What you will do -
Check each line of the records below and collect those holding "menu".

Material to process -

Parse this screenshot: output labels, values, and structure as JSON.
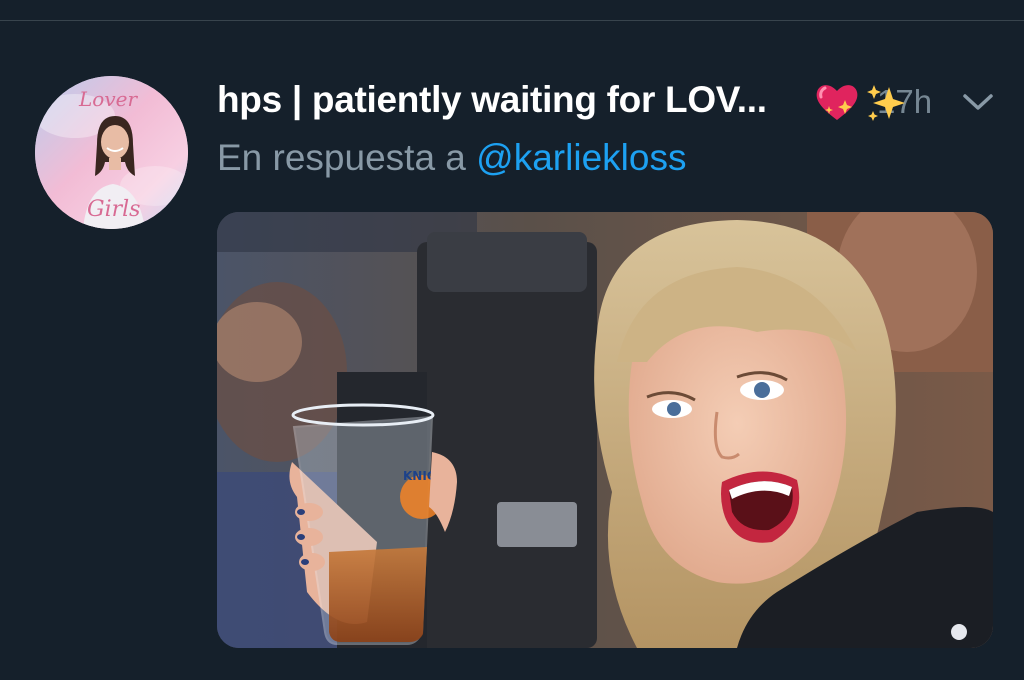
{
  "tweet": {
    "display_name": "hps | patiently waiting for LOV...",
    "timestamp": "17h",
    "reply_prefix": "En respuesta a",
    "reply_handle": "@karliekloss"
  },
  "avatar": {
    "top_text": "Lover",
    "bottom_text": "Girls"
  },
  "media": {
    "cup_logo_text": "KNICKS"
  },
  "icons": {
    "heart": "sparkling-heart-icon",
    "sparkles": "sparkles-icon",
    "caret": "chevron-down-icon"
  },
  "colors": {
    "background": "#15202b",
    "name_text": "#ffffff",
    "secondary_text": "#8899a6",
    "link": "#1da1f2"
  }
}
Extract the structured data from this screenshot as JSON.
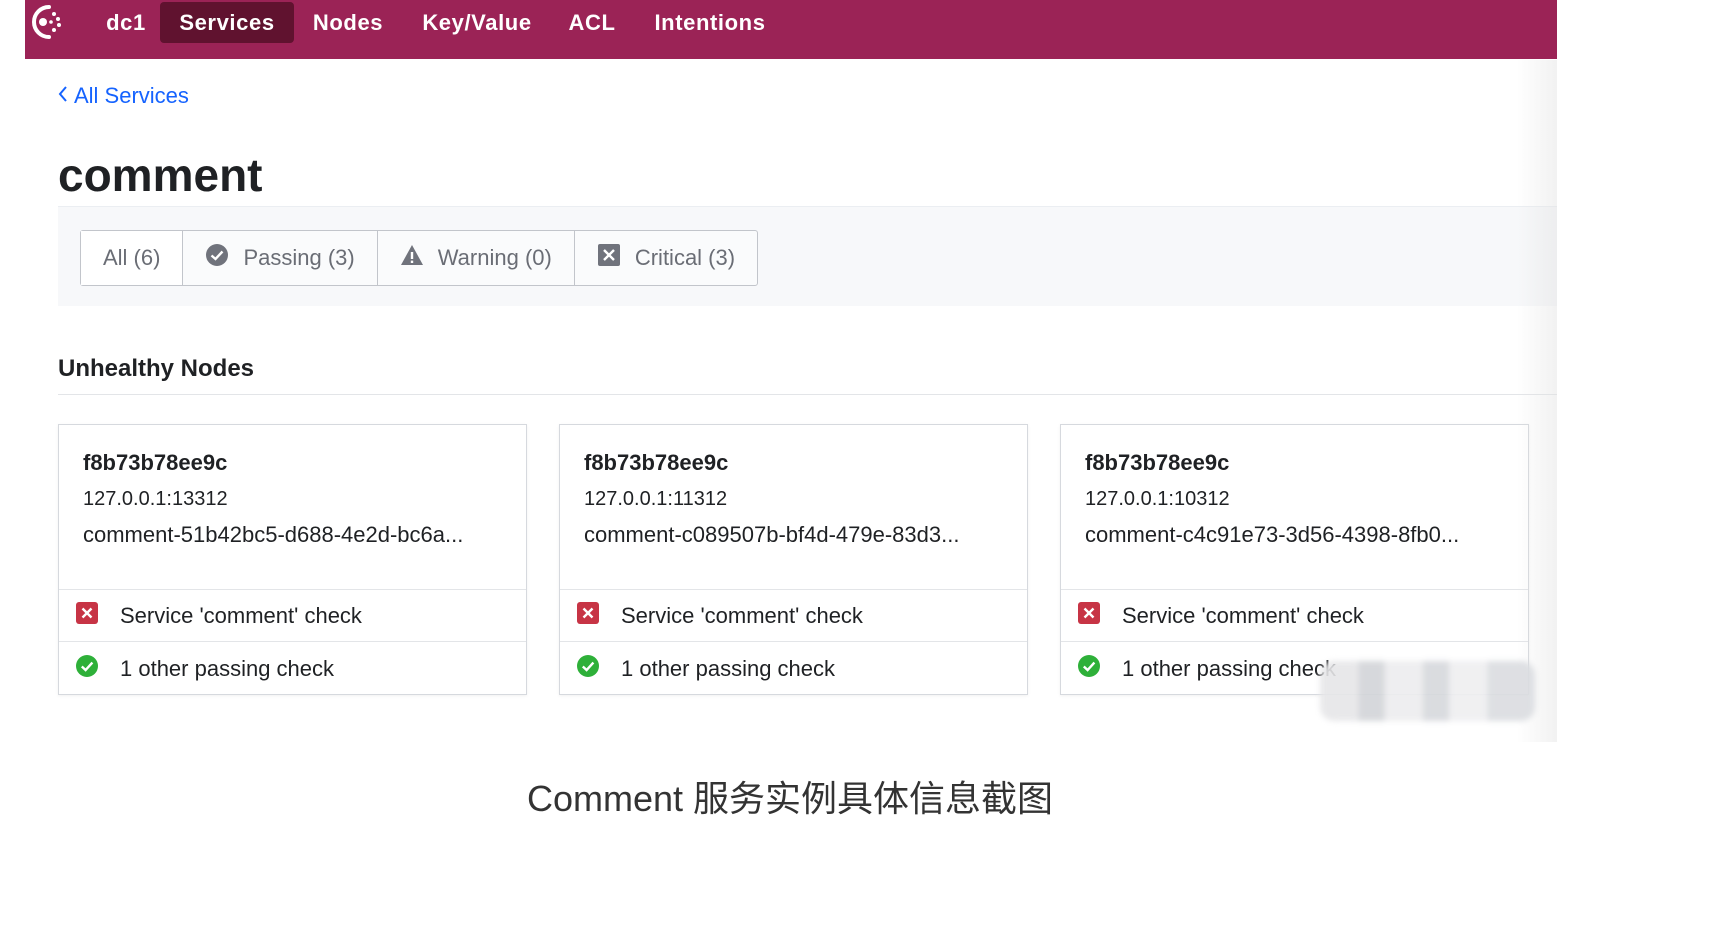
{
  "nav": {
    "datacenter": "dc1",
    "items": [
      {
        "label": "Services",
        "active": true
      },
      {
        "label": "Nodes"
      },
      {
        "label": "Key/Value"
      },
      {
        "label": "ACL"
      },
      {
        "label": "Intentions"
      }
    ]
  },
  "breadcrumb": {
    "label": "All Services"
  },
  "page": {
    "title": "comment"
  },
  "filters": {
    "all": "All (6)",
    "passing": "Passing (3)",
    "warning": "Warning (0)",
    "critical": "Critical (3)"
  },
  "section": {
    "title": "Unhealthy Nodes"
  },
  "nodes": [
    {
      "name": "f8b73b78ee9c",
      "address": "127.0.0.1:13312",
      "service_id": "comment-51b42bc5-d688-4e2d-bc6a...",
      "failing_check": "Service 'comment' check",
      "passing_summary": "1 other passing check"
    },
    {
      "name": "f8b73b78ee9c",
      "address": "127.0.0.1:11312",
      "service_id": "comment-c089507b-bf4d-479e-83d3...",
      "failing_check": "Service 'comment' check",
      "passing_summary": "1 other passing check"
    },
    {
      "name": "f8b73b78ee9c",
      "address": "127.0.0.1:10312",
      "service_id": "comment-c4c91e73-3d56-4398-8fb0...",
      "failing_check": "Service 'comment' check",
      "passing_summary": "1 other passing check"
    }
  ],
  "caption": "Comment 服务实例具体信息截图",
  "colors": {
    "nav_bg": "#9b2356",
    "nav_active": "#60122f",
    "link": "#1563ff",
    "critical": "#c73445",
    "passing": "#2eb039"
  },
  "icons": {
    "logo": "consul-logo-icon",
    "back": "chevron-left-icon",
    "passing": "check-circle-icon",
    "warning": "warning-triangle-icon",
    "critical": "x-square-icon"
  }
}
* * *
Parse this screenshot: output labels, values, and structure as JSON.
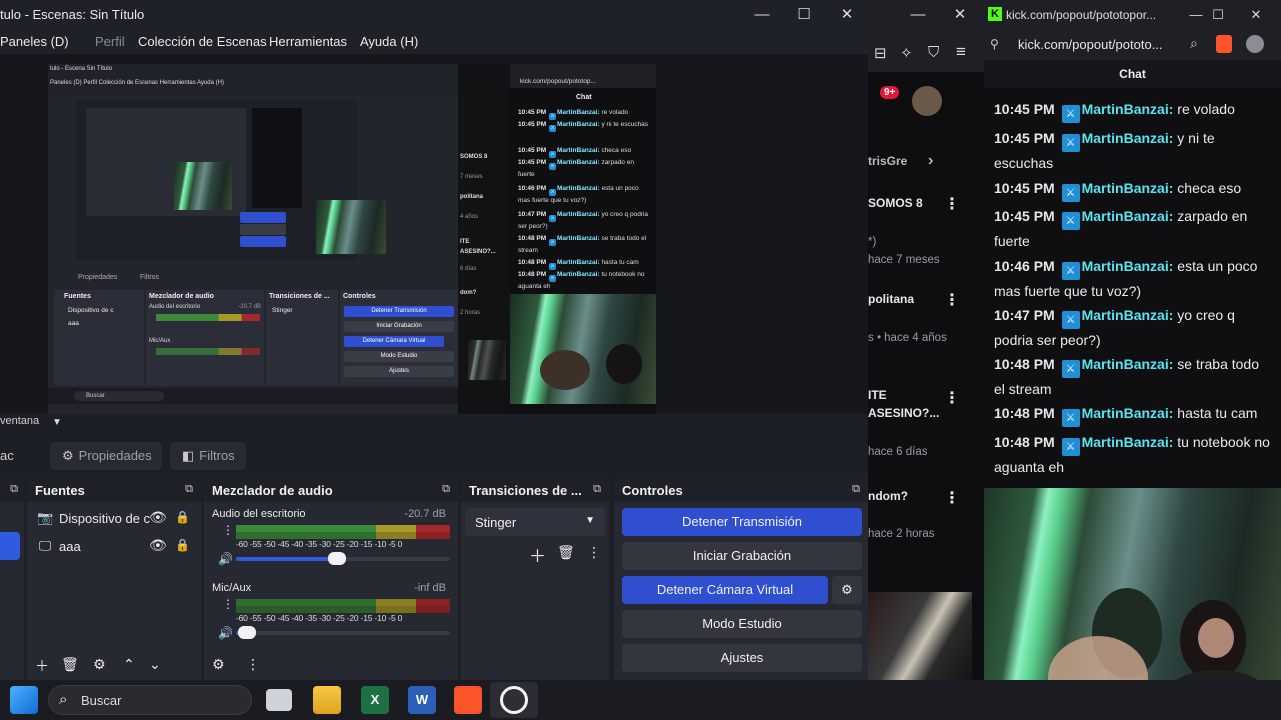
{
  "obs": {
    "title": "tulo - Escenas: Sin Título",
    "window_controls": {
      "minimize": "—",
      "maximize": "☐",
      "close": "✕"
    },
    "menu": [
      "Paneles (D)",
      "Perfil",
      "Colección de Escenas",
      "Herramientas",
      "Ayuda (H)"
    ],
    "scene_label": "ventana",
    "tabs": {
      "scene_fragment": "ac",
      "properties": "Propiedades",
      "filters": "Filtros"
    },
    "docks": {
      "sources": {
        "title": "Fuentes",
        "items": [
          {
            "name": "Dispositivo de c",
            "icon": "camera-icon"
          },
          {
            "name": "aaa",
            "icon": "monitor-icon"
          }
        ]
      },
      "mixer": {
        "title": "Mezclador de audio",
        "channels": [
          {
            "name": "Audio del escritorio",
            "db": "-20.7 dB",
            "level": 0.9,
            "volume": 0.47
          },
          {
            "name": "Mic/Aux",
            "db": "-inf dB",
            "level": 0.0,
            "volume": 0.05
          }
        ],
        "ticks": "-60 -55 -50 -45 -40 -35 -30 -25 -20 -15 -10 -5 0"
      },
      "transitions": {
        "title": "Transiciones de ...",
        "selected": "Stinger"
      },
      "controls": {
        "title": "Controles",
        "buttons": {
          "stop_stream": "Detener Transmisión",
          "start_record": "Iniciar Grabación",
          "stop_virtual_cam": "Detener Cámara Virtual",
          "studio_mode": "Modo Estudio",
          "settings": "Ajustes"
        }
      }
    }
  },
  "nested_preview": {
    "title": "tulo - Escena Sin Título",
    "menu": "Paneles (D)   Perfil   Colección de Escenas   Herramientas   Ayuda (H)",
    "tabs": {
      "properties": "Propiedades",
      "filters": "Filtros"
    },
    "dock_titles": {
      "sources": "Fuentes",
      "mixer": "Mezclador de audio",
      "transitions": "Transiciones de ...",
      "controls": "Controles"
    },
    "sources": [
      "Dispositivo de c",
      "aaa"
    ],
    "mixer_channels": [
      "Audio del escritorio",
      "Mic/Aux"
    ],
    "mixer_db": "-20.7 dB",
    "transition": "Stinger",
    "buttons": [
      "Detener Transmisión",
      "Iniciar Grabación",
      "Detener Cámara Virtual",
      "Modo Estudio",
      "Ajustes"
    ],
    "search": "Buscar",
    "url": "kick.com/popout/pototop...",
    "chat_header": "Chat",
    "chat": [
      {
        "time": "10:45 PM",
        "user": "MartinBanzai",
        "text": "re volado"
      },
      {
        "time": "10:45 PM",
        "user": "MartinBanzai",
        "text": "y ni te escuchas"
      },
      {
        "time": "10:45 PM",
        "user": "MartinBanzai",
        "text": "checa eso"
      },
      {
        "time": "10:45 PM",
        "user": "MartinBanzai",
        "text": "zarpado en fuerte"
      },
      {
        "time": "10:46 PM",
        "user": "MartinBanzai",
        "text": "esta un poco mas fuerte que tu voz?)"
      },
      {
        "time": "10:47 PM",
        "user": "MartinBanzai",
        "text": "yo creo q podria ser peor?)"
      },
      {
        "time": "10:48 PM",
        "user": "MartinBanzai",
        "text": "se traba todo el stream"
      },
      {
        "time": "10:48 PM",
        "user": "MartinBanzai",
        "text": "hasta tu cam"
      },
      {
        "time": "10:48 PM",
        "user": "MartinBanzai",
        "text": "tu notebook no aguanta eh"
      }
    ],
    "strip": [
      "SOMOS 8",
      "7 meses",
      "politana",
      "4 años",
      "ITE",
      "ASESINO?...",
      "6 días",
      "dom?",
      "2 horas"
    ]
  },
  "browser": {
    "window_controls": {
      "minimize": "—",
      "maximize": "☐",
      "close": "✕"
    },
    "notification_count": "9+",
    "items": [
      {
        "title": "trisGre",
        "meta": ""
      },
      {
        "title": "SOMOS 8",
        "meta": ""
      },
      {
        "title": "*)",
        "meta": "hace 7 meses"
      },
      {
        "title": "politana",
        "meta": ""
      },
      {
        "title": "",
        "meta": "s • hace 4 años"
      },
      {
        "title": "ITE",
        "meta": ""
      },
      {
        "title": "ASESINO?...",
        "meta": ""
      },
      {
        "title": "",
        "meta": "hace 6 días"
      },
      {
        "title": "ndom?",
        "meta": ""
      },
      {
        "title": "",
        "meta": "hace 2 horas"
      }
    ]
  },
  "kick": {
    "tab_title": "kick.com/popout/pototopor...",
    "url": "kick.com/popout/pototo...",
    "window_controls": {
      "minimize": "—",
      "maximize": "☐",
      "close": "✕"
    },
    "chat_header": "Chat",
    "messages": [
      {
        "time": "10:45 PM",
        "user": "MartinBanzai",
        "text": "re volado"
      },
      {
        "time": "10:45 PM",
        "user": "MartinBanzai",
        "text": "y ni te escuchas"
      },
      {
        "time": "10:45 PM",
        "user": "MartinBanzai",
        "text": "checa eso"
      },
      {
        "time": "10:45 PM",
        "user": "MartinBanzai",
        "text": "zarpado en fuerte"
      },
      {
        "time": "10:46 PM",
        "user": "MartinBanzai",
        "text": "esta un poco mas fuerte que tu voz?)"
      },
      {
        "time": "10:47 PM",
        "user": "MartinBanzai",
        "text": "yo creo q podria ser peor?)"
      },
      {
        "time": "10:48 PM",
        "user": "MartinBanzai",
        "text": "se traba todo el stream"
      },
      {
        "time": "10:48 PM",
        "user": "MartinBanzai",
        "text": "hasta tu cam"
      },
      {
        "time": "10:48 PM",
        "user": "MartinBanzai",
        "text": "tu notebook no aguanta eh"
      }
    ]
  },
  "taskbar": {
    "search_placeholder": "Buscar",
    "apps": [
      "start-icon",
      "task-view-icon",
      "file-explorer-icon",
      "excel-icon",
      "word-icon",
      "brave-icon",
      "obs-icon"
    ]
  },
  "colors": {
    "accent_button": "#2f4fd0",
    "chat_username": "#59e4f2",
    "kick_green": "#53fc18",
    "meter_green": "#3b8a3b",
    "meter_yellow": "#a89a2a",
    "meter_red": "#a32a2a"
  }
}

Exercise response -
    "menu": [
    "menu": "Paneles (D)   Perfil   Colección de Escenas   Herramientas   Ayuda (H)",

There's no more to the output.